• **Brief**: Copy out the whole listing exactly as written, leaving the pictures behind.

• **Stored data**:
:::::

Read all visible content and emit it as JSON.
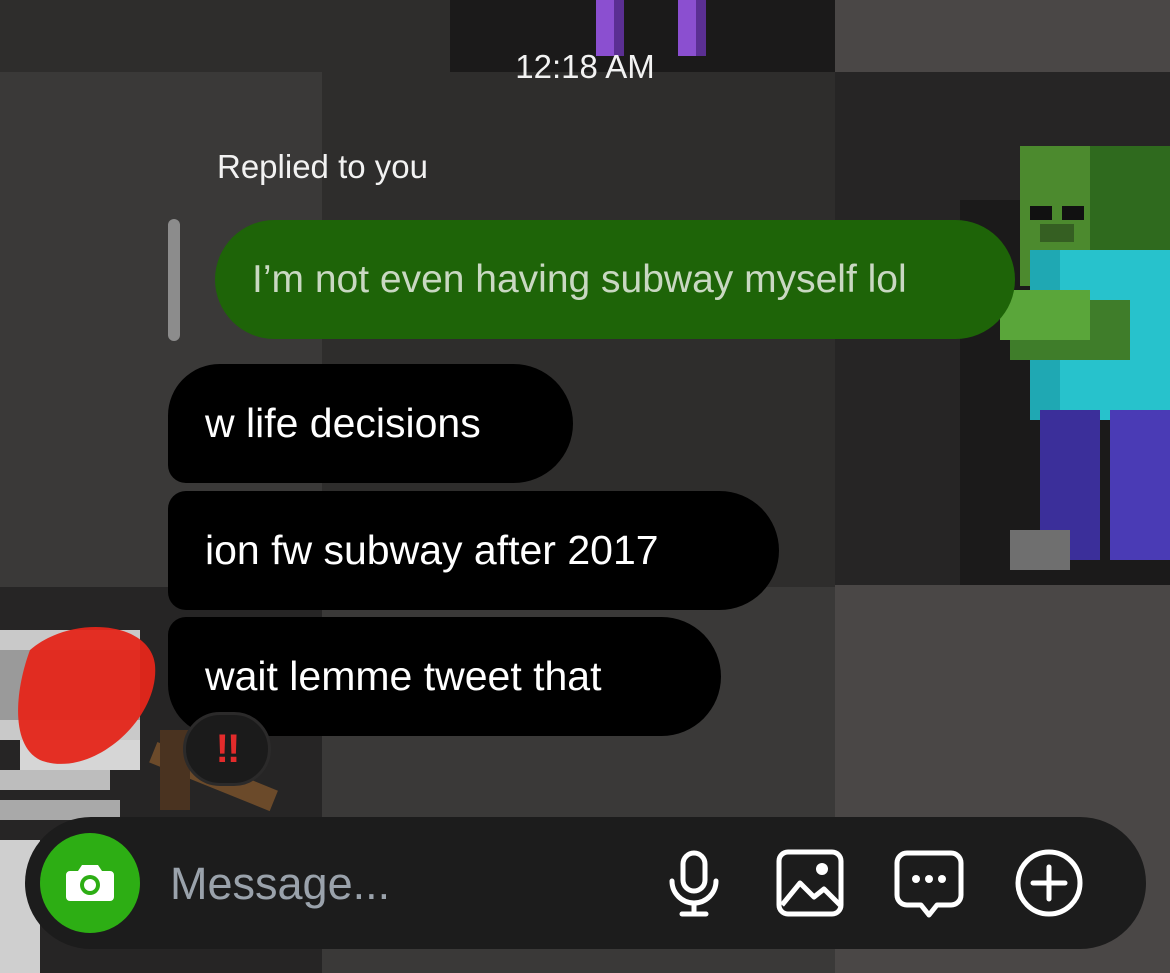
{
  "chat": {
    "timestamp": "12:18 AM",
    "reply_label": "Replied to you",
    "quoted_message": "I’m not even having subway myself lol",
    "messages": [
      {
        "text": "w life decisions"
      },
      {
        "text": "ion fw subway after 2017"
      },
      {
        "text": "wait lemme tweet that"
      }
    ],
    "reaction": "!!"
  },
  "composer": {
    "placeholder": "Message...",
    "icons": [
      "camera-icon",
      "microphone-icon",
      "gallery-icon",
      "sticker-chat-icon",
      "plus-circle-icon"
    ]
  },
  "colors": {
    "quoted_bubble": "#1e6408",
    "message_bubble": "#000000",
    "camera_button": "#2dae14",
    "reaction": "#e32b2b"
  }
}
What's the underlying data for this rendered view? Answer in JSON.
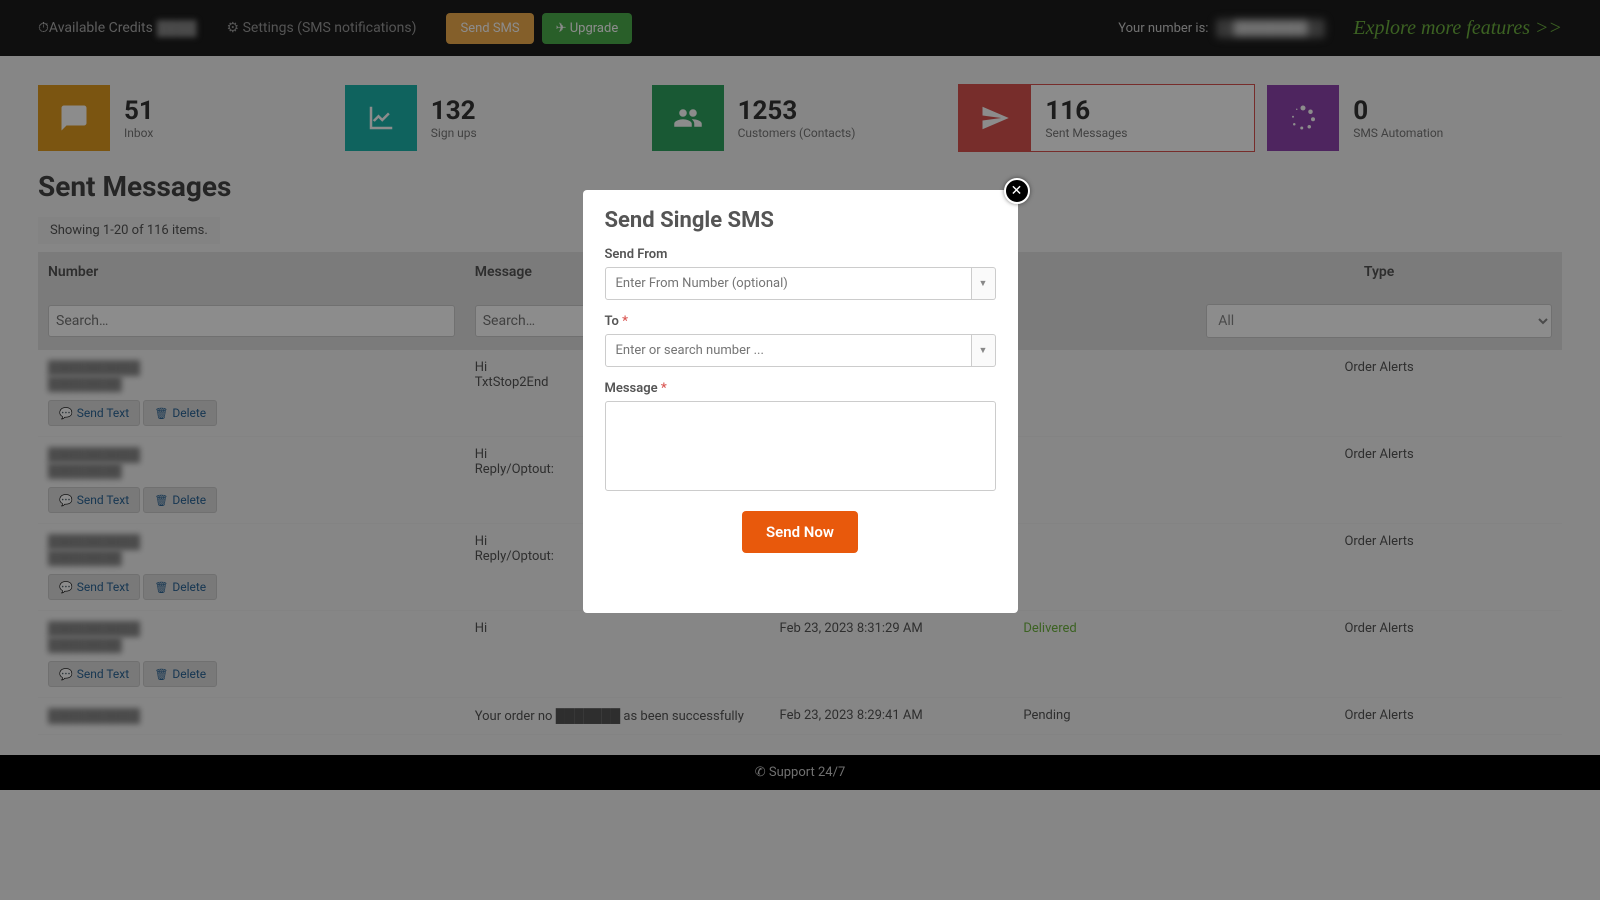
{
  "topbar": {
    "credits_label": "Available Credits",
    "credits_value": "████",
    "settings": "Settings (SMS notifications)",
    "send_sms": "Send SMS",
    "upgrade": "Upgrade",
    "your_number_label": "Your number is:",
    "your_number_value": "████████",
    "explore": "Explore more features >>"
  },
  "stats": {
    "inbox": {
      "num": "51",
      "lbl": "Inbox"
    },
    "signups": {
      "num": "132",
      "lbl": "Sign ups"
    },
    "customers": {
      "num": "1253",
      "lbl": "Customers (Contacts)"
    },
    "sent": {
      "num": "116",
      "lbl": "Sent Messages"
    },
    "automation": {
      "num": "0",
      "lbl": "SMS Automation"
    }
  },
  "page": {
    "title": "Sent Messages",
    "showing": "Showing 1-20 of 116 items."
  },
  "table": {
    "headers": {
      "number": "Number",
      "message": "Message",
      "date": "",
      "status": "",
      "type": "Type"
    },
    "search_placeholder": "Search…",
    "type_filter": "All",
    "actions": {
      "send_text": "Send Text",
      "delete": "Delete"
    },
    "rows": [
      {
        "number": "██████████",
        "name": "████████",
        "message": "Hi\nTxtStop2End",
        "date": "",
        "status": "",
        "type": "Order Alerts"
      },
      {
        "number": "██████████",
        "name": "████████",
        "message": "Hi\nReply/Optout:",
        "date": "",
        "status": "",
        "type": "Order Alerts"
      },
      {
        "number": "██████████",
        "name": "████████",
        "message": "Hi\nReply/Optout:",
        "date": "",
        "status": "",
        "type": "Order Alerts"
      },
      {
        "number": "██████████",
        "name": "████████",
        "message": "Hi",
        "date": "Feb 23, 2023 8:31:29 AM",
        "status": "Delivered",
        "type": "Order Alerts"
      },
      {
        "number": "██████████",
        "name": "",
        "message": "Your order no ███████ as been successfully",
        "date": "Feb 23, 2023 8:29:41 AM",
        "status": "Pending",
        "type": "Order Alerts"
      }
    ]
  },
  "footer": {
    "support": "Support 24/7"
  },
  "modal": {
    "title": "Send Single SMS",
    "send_from_label": "Send From",
    "send_from_placeholder": "Enter From Number (optional)",
    "to_label": "To",
    "to_placeholder": "Enter or search number ...",
    "message_label": "Message",
    "send_now": "Send Now"
  }
}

:::::

• **The solution**:
Read all visible content and emit it as JSON.
{
  "chat": {
    "timestamp": "12:18 AM",
    "reply_label": "Replied to you",
    "quoted_message": "I’m not even having subway myself lol",
    "messages": [
      {
        "text": "w life decisions"
      },
      {
        "text": "ion fw subway after 2017"
      },
      {
        "text": "wait lemme tweet that"
      }
    ],
    "reaction": "!!"
  },
  "composer": {
    "placeholder": "Message...",
    "icons": [
      "camera-icon",
      "microphone-icon",
      "gallery-icon",
      "sticker-chat-icon",
      "plus-circle-icon"
    ]
  },
  "colors": {
    "quoted_bubble": "#1e6408",
    "message_bubble": "#000000",
    "camera_button": "#2dae14",
    "reaction": "#e32b2b"
  }
}
What's the underlying data for this rendered view? Answer in JSON.
{
  "topbar": {
    "credits_label": "Available Credits",
    "credits_value": "████",
    "settings": "Settings (SMS notifications)",
    "send_sms": "Send SMS",
    "upgrade": "Upgrade",
    "your_number_label": "Your number is:",
    "your_number_value": "████████",
    "explore": "Explore more features >>"
  },
  "stats": {
    "inbox": {
      "num": "51",
      "lbl": "Inbox"
    },
    "signups": {
      "num": "132",
      "lbl": "Sign ups"
    },
    "customers": {
      "num": "1253",
      "lbl": "Customers (Contacts)"
    },
    "sent": {
      "num": "116",
      "lbl": "Sent Messages"
    },
    "automation": {
      "num": "0",
      "lbl": "SMS Automation"
    }
  },
  "page": {
    "title": "Sent Messages",
    "showing": "Showing 1-20 of 116 items."
  },
  "table": {
    "headers": {
      "number": "Number",
      "message": "Message",
      "date": "",
      "status": "",
      "type": "Type"
    },
    "search_placeholder": "Search…",
    "type_filter": "All",
    "actions": {
      "send_text": "Send Text",
      "delete": "Delete"
    },
    "rows": [
      {
        "number": "██████████",
        "name": "████████",
        "message": "Hi\nTxtStop2End",
        "date": "",
        "status": "",
        "type": "Order Alerts"
      },
      {
        "number": "██████████",
        "name": "████████",
        "message": "Hi\nReply/Optout:",
        "date": "",
        "status": "",
        "type": "Order Alerts"
      },
      {
        "number": "██████████",
        "name": "████████",
        "message": "Hi\nReply/Optout:",
        "date": "",
        "status": "",
        "type": "Order Alerts"
      },
      {
        "number": "██████████",
        "name": "████████",
        "message": "Hi",
        "date": "Feb 23, 2023 8:31:29 AM",
        "status": "Delivered",
        "type": "Order Alerts"
      },
      {
        "number": "██████████",
        "name": "",
        "message": "Your order no ███████ as been successfully",
        "date": "Feb 23, 2023 8:29:41 AM",
        "status": "Pending",
        "type": "Order Alerts"
      }
    ]
  },
  "footer": {
    "support": "Support 24/7"
  },
  "modal": {
    "title": "Send Single SMS",
    "send_from_label": "Send From",
    "send_from_placeholder": "Enter From Number (optional)",
    "to_label": "To",
    "to_placeholder": "Enter or search number ...",
    "message_label": "Message",
    "send_now": "Send Now"
  }
}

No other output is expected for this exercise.